EXTRACTED MATERIAL
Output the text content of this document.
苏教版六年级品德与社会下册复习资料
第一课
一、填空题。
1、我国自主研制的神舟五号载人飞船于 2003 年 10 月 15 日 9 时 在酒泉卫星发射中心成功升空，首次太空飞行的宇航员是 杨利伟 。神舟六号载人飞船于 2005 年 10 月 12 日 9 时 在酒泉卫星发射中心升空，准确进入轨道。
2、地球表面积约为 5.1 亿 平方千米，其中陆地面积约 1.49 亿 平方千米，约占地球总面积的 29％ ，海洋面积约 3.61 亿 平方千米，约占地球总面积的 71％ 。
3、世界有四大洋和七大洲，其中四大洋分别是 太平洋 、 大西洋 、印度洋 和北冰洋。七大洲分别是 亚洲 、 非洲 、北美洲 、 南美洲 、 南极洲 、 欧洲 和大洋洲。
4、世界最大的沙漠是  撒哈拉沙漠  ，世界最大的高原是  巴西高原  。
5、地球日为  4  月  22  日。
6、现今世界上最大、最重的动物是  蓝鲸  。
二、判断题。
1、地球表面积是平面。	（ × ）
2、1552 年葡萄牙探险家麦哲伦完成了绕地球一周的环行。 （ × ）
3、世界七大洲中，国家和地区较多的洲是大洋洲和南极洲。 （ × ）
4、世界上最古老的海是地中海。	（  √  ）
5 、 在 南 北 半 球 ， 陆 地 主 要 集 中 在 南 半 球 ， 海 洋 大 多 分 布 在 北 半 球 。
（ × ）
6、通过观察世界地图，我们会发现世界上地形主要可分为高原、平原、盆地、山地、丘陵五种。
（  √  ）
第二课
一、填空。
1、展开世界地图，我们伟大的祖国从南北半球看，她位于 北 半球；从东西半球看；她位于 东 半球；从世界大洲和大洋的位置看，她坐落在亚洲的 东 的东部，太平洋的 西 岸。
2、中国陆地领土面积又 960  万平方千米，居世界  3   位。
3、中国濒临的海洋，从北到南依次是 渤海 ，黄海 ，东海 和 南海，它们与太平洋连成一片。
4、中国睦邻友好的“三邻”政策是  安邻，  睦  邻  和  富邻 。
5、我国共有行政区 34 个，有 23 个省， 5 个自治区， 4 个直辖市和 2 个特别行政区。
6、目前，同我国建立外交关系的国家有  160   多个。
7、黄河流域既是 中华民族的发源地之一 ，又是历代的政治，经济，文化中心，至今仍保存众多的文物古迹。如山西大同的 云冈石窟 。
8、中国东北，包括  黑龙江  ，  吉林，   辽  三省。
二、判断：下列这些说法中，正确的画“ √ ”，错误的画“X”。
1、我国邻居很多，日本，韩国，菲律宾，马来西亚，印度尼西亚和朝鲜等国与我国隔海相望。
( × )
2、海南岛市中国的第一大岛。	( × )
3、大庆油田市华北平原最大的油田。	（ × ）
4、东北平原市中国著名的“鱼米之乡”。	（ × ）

STATED EXERCISE
All of the entries above need to be reproduced exactly.

RESPONSE TO THE TASK
Output the text content of this document.
苏教版六年级品德与社会下册复习资料
第一课
一、填空题。
1、我国自主研制的神舟五号载人飞船于 2003 年 10 月 15 日 9 时 在酒泉卫星发射中心成功升空，首次太空飞行的宇航员是 杨利伟 。神舟六号载人飞船于 2005 年 10 月 12 日 9 时 在酒泉卫星发射中心升空，准确进入轨道。
2、地球表面积约为 5.1 亿 平方千米，其中陆地面积约 1.49 亿 平方千米，约占地球总面积的 29％ ，海洋面积约 3.61 亿 平方千米，约占地球总面积的 71％ 。
3、世界有四大洋和七大洲，其中四大洋分别是 太平洋 、 大西洋 、印度洋 和北冰洋。七大洲分别是 亚洲 、 非洲 、北美洲 、 南美洲 、 南极洲 、 欧洲 和大洋洲。
4、世界最大的沙漠是  撒哈拉沙漠  ，世界最大的高原是  巴西高原  。
5、地球日为  4  月  22  日。
6、现今世界上最大、最重的动物是  蓝鲸  。
二、判断题。
1、地球表面积是平面。	（ × ）
2、1552 年葡萄牙探险家麦哲伦完成了绕地球一周的环行。 （ × ）
3、世界七大洲中，国家和地区较多的洲是大洋洲和南极洲。 （ × ）
4、世界上最古老的海是地中海。	（  √  ）
5 、 在 南 北 半 球 ， 陆 地 主 要 集 中 在 南 半 球 ， 海 洋 大 多 分 布 在 北 半 球 。
（ × ）
6、通过观察世界地图，我们会发现世界上地形主要可分为高原、平原、盆地、山地、丘陵五种。
（  √  ）
第二课
一、填空。
1、展开世界地图，我们伟大的祖国从南北半球看，她位于 北 半球；从东西半球看；她位于 东 半球；从世界大洲和大洋的位置看，她坐落在亚洲的 东 的东部，太平洋的 西 岸。
2、中国陆地领土面积又 960  万平方千米，居世界  3   位。
3、中国濒临的海洋，从北到南依次是 渤海 ，黄海 ，东海 和 南海，它们与太平洋连成一片。
4、中国睦邻友好的“三邻”政策是  安邻，  睦  邻  和  富邻 。
5、我国共有行政区 34 个，有 23 个省， 5 个自治区， 4 个直辖市和 2 个特别行政区。
6、目前，同我国建立外交关系的国家有  160   多个。
7、黄河流域既是 中华民族的发源地之一 ，又是历代的政治，经济，文化中心，至今仍保存众多的文物古迹。如山西大同的 云冈石窟 。
8、中国东北，包括  黑龙江  ，  吉林，   辽  三省。
二、判断：下列这些说法中，正确的画“ √ ”，错误的画“X”。
1、我国邻居很多，日本，韩国，菲律宾，马来西亚，印度尼西亚和朝鲜等国与我国隔海相望。
( × )
2、海南岛市中国的第一大岛。	( × )
3、大庆油田市华北平原最大的油田。	（ × ）
4、东北平原市中国著名的“鱼米之乡”。	（ × ）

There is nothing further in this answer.